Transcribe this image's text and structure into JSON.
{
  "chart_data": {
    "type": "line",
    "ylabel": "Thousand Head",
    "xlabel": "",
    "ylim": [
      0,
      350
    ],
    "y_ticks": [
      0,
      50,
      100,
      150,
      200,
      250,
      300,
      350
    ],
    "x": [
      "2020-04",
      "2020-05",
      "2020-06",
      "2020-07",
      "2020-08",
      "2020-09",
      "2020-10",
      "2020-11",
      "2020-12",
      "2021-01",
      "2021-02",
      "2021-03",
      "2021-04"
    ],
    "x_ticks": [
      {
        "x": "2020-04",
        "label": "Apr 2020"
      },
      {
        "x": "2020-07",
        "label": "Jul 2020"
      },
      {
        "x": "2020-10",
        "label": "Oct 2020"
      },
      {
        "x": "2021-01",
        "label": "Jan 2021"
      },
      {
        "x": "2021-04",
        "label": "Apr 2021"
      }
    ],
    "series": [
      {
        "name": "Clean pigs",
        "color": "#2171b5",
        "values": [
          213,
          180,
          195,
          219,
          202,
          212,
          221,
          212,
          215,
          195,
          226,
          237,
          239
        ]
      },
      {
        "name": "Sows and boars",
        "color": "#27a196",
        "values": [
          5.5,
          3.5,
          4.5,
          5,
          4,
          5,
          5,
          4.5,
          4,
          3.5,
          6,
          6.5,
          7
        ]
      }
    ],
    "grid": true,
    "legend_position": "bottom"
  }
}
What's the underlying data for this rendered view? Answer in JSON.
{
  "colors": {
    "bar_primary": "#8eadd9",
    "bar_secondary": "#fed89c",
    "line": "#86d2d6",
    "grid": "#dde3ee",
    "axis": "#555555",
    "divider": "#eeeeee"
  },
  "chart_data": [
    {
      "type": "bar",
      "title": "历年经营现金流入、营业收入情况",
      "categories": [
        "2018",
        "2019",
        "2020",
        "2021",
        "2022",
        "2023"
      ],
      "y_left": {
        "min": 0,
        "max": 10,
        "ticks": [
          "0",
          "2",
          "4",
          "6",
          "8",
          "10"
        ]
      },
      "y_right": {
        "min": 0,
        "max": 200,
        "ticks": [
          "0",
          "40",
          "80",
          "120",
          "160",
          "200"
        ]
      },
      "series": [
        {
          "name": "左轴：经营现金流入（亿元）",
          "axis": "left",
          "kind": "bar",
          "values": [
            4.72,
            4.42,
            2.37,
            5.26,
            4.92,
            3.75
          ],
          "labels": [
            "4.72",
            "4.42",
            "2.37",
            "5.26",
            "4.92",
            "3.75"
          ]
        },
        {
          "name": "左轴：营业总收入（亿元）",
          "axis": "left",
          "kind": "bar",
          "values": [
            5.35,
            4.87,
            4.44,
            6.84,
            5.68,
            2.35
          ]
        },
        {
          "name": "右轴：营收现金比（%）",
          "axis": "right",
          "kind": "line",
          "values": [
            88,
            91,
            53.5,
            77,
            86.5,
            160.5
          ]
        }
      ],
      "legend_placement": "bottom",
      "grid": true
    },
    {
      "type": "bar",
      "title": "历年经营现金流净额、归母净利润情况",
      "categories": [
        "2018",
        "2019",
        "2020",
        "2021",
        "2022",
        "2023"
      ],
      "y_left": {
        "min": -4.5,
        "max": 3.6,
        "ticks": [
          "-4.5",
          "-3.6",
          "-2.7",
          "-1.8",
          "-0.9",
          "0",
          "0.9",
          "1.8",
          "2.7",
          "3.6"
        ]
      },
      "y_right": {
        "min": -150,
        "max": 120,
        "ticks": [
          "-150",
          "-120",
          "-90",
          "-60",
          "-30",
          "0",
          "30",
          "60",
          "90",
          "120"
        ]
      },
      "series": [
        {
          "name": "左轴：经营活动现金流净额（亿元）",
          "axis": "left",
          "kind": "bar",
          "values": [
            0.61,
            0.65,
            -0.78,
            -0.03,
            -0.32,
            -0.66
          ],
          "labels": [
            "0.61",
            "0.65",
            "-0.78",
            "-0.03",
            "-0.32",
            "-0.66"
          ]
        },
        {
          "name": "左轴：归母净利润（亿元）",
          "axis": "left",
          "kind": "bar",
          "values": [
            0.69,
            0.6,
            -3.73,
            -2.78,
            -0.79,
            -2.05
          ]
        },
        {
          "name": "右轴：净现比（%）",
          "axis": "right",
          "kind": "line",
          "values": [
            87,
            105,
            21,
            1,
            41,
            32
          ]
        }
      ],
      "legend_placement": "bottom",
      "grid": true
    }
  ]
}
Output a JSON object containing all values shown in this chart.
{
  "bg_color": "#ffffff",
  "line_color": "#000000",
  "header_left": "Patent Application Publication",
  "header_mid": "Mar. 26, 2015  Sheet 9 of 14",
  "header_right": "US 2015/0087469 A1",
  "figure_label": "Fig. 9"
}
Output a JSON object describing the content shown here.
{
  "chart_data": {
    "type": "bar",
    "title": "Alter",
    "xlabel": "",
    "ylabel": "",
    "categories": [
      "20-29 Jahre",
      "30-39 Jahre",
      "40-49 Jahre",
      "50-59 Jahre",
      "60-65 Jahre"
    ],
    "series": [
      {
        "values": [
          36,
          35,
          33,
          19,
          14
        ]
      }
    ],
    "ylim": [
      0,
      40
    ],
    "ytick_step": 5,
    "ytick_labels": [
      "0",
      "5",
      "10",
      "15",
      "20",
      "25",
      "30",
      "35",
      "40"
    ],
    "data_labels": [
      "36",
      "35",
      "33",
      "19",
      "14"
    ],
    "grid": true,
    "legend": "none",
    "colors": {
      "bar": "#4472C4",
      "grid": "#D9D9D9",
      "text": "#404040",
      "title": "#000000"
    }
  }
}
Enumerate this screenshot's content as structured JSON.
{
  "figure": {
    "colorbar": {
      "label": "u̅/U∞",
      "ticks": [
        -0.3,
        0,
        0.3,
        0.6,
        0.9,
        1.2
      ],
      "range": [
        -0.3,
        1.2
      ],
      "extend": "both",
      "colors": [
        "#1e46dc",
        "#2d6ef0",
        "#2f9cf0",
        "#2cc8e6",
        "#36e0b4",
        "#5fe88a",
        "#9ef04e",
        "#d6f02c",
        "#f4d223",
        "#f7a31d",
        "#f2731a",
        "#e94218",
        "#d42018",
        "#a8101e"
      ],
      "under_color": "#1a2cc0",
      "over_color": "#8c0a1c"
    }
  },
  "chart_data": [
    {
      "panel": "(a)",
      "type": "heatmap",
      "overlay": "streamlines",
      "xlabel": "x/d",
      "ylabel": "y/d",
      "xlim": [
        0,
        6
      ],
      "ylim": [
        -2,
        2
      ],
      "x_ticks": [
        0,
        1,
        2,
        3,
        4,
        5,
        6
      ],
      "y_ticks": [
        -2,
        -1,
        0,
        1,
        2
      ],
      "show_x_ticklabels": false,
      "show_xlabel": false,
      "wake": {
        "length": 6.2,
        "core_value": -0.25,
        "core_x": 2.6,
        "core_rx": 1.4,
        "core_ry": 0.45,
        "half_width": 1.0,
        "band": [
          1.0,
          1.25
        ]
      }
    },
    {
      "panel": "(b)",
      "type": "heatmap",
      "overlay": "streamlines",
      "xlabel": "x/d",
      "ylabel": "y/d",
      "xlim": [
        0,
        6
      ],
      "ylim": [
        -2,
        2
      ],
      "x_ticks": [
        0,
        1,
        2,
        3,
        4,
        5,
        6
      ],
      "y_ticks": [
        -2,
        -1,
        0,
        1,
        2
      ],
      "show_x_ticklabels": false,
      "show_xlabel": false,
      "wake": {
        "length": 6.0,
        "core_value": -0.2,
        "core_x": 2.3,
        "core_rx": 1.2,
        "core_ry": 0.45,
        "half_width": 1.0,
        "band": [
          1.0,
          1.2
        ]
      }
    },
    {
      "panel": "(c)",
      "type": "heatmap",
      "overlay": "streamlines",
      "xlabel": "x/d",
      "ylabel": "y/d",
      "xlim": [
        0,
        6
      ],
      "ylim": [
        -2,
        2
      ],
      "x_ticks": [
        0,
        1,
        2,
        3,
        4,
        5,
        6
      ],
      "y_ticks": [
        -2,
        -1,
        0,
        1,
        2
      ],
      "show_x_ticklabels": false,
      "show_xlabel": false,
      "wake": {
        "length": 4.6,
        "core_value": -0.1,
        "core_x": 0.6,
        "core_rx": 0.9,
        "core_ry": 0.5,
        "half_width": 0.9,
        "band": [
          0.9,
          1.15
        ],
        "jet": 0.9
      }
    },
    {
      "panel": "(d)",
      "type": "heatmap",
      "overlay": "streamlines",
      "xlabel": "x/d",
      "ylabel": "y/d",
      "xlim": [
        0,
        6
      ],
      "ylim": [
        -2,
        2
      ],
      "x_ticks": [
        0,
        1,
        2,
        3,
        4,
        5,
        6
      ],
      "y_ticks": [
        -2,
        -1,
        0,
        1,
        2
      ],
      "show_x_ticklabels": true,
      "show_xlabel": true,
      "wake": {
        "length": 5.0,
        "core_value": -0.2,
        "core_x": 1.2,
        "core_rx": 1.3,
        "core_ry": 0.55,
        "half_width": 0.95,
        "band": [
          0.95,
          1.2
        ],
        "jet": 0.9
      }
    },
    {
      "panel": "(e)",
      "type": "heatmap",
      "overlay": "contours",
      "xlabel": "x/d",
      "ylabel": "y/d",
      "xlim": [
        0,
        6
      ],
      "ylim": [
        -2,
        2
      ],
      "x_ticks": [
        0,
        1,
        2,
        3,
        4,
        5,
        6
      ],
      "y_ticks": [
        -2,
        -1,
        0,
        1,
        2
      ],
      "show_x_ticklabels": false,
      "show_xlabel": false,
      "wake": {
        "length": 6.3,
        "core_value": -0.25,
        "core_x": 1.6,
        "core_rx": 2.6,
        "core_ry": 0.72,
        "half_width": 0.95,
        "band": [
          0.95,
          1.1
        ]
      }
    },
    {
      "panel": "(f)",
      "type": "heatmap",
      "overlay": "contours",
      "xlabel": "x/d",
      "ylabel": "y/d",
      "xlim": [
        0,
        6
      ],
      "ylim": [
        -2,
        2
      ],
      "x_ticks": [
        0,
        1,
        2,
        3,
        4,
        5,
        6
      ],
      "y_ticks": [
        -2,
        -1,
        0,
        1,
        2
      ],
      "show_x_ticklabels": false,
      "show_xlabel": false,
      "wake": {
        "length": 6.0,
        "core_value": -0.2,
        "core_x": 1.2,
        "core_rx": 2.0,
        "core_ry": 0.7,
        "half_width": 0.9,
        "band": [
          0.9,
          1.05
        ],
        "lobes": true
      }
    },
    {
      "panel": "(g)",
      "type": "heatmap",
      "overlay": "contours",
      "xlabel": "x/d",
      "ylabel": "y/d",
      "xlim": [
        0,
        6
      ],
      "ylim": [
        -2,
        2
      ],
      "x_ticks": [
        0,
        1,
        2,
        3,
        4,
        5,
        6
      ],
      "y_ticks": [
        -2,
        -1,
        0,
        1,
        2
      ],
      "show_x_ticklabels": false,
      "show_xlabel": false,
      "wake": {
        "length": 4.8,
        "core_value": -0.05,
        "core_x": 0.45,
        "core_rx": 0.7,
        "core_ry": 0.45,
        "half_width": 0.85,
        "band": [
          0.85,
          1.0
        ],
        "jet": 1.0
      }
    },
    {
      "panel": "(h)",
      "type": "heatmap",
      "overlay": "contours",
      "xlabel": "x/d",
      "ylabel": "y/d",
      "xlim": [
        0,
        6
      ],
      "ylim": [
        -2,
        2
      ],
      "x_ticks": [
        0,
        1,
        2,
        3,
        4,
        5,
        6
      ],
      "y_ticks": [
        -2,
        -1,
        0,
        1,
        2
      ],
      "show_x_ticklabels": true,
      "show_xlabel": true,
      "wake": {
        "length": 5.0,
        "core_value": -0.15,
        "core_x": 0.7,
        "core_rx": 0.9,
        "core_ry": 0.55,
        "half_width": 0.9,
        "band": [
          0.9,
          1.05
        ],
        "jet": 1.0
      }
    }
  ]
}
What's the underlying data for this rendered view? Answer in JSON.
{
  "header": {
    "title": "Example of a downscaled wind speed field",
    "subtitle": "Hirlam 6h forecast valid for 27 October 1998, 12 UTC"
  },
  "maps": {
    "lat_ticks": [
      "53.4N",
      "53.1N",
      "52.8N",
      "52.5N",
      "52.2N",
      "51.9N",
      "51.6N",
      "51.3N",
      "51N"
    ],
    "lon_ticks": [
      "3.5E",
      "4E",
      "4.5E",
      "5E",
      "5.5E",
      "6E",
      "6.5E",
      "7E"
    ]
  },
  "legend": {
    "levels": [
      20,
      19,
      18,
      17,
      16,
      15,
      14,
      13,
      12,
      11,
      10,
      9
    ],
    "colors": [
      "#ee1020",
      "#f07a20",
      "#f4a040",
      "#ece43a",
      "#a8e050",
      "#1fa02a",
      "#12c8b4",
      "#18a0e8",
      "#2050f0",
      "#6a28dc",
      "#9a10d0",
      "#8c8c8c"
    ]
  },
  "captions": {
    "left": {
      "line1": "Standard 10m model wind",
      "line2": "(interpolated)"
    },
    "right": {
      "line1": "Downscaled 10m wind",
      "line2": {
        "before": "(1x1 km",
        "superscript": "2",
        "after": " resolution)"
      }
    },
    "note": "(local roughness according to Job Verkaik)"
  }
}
===============
▸ Short problem
Search the entries for the word "JSON", then list each line that holds it.

▸ Written answer
Transcribe this image's text and structure into JSON.
What's the underlying data for this rendered view? Answer in JSON.
Output a JSON object containing all values shown in this chart.
Output a JSON object describing the content shown here.
Enumerate this screenshot's content as structured JSON.
What's the underlying data for this rendered view? Answer in JSON.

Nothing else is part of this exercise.